Written instruction:
Compile every line that includes the word "Concrete".

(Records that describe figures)
--- start ---

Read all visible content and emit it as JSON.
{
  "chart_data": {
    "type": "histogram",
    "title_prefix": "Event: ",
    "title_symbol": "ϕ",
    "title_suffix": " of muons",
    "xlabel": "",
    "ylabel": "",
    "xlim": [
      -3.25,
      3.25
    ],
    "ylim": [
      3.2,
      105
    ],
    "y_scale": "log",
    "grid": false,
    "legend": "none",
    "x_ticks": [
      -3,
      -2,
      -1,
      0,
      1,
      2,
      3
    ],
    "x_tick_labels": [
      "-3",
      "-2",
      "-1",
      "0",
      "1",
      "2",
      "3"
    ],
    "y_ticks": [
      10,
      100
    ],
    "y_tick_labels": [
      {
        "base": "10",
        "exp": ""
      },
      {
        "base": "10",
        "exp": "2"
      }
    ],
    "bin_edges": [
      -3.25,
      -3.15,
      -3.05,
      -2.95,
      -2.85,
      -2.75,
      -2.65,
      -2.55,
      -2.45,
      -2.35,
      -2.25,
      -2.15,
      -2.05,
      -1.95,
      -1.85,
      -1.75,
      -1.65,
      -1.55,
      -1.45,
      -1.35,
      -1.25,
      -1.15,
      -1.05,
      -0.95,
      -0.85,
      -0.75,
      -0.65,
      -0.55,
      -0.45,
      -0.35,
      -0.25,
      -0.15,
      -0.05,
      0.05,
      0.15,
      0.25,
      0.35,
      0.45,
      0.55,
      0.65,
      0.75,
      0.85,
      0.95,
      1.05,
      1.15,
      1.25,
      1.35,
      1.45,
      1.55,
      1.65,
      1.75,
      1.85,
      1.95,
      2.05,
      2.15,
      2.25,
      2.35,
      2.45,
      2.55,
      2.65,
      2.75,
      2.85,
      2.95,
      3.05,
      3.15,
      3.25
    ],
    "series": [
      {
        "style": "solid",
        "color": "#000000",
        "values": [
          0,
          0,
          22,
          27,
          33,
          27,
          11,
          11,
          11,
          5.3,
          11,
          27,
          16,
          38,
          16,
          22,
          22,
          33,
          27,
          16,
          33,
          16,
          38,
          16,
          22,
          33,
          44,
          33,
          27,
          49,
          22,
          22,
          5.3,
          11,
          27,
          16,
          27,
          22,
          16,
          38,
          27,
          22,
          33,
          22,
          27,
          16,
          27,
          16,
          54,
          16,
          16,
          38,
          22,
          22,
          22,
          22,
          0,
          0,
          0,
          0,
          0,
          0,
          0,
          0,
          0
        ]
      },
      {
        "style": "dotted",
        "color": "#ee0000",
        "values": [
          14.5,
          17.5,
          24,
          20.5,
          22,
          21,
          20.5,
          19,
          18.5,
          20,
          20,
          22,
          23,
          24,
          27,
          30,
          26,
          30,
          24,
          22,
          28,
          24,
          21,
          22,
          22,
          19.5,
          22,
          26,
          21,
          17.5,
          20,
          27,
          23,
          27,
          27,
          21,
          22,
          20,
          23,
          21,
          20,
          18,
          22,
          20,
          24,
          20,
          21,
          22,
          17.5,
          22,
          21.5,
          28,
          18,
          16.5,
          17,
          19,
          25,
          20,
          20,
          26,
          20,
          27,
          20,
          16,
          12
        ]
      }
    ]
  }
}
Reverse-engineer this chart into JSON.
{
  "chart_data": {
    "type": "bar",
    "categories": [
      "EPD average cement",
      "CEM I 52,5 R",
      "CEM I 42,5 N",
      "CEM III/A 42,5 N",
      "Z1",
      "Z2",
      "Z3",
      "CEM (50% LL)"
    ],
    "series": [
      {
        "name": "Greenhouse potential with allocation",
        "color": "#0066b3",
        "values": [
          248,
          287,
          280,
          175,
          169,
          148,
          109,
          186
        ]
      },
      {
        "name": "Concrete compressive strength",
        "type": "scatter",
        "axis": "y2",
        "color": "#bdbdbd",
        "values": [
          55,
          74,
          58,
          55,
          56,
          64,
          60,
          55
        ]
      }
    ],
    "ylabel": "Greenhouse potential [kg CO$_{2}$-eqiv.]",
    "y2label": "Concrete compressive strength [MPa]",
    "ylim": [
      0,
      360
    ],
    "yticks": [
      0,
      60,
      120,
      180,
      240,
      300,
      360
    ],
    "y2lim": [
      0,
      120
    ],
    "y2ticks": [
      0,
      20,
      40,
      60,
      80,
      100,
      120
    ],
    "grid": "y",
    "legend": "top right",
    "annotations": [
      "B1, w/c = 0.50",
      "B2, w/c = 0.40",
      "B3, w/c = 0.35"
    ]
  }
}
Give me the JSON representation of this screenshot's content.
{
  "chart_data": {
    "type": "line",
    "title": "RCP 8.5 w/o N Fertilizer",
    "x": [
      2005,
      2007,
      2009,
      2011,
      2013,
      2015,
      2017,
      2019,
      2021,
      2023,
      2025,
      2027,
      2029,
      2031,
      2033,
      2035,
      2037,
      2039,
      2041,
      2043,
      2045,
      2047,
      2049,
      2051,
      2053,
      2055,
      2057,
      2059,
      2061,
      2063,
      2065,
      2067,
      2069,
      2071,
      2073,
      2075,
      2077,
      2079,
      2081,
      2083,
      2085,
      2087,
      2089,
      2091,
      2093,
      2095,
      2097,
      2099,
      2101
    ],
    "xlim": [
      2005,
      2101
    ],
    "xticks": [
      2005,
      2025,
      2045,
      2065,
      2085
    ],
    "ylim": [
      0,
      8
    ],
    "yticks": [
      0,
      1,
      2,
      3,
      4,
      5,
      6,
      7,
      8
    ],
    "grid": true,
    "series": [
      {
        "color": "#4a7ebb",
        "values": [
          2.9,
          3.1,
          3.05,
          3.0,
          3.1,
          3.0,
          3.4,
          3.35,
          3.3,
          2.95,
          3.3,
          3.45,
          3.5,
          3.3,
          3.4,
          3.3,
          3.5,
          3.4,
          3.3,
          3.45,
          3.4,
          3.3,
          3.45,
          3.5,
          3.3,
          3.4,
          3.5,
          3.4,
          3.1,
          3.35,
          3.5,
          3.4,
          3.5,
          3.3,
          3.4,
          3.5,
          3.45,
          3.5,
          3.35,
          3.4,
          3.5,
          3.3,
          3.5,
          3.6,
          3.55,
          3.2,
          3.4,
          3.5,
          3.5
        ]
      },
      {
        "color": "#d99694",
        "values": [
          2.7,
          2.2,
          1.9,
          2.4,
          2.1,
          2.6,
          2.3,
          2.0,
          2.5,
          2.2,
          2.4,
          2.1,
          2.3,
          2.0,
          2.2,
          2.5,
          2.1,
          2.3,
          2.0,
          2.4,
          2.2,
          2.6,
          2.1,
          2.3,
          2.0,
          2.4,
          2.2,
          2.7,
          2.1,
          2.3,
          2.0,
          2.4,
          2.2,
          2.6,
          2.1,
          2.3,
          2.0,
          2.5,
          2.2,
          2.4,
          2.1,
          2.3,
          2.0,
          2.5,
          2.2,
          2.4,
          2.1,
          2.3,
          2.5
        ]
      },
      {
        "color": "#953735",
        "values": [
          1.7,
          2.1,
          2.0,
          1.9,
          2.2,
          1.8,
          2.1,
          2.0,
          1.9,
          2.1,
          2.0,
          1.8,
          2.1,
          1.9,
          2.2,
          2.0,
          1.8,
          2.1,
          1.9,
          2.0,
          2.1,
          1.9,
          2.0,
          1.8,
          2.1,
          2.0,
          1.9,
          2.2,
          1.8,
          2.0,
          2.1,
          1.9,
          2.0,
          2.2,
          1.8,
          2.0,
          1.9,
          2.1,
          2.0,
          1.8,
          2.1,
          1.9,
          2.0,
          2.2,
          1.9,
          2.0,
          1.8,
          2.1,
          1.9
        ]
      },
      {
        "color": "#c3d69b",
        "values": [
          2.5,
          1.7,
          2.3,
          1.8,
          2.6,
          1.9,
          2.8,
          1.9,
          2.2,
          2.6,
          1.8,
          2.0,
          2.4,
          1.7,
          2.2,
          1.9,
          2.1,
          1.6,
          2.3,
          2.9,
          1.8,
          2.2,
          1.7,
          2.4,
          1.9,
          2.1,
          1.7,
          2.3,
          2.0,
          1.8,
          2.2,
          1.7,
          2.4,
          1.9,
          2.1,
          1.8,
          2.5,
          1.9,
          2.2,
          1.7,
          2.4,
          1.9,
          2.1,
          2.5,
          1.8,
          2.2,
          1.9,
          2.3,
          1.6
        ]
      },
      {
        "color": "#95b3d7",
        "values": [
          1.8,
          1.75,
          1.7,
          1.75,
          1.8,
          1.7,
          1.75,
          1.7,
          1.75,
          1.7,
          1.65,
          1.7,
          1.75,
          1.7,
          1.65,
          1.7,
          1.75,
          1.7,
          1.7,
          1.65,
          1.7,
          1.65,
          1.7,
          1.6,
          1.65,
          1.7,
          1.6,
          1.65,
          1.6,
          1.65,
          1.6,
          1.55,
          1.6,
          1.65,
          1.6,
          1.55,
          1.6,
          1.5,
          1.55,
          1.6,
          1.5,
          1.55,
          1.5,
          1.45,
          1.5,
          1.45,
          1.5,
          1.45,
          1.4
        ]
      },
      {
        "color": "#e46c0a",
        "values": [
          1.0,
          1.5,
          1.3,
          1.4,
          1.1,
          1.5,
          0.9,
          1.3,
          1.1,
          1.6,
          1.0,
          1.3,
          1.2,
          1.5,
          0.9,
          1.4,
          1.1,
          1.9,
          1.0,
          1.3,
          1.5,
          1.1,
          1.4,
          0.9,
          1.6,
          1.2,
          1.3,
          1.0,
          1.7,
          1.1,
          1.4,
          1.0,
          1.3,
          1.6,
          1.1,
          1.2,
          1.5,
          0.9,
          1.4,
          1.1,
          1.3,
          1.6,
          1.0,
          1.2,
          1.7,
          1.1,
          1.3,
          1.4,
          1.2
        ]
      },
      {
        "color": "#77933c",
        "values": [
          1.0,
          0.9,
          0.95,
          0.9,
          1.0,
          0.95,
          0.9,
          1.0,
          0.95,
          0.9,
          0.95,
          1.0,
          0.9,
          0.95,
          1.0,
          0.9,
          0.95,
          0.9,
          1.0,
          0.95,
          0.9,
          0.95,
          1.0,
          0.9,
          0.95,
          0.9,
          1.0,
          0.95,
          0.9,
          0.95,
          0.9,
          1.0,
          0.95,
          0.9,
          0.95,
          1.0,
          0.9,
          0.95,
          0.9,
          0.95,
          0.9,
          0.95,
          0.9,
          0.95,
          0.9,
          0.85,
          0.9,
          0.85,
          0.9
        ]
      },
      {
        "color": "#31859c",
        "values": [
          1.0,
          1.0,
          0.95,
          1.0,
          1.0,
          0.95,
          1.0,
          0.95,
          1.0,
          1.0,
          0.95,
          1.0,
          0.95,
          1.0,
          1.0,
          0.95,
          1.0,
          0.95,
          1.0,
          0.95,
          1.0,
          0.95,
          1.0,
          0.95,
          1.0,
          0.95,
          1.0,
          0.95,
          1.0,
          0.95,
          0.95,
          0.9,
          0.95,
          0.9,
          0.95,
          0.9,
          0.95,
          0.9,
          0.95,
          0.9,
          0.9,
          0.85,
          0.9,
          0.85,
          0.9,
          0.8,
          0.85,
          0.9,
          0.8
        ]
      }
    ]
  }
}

--- end ---

Correct output:
        "name": "Concrete compressive strength",
    "y2label": "Concrete compressive strength [MPa]",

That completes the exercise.